Task instructions –
In the listing below, locate the lines that hold "указанных" and copy them.

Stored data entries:
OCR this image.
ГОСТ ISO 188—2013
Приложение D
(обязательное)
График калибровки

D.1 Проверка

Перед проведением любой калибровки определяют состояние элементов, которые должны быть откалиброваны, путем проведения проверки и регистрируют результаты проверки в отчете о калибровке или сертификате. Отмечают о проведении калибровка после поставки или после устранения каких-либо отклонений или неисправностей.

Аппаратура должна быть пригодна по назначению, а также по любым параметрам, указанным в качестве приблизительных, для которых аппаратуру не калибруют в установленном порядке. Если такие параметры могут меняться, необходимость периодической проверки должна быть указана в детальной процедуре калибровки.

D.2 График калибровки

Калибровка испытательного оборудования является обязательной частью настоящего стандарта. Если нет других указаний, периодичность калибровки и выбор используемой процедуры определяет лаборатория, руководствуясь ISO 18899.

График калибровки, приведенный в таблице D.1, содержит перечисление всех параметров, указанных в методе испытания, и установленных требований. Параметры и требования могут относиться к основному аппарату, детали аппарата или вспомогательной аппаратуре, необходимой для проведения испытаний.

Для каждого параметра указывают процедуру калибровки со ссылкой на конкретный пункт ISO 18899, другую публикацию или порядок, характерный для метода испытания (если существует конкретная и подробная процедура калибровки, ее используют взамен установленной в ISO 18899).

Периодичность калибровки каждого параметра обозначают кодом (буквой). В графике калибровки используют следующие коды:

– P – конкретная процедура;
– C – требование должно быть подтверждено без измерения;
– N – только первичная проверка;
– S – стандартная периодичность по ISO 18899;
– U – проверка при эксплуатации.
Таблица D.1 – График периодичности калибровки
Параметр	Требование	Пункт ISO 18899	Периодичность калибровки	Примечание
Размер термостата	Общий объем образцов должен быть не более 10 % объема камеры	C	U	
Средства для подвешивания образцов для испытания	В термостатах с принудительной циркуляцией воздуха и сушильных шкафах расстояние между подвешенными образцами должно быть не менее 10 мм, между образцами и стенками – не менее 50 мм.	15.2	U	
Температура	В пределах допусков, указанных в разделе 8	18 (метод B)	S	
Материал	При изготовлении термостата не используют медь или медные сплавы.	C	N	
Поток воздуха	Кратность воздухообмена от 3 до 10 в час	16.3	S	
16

Expected answer –
График калибровки, приведенный в таблице D.1, содержит перечисление всех параметров, указанных в методе испытания, и установленных требований. Параметры и требования могут относиться к основному аппарату, детали аппарата или вспомогательной аппаратуре, необходимой для проведения испытаний.
Температура	В пределах допусков, указанных в разделе 8	18 (метод B)	S	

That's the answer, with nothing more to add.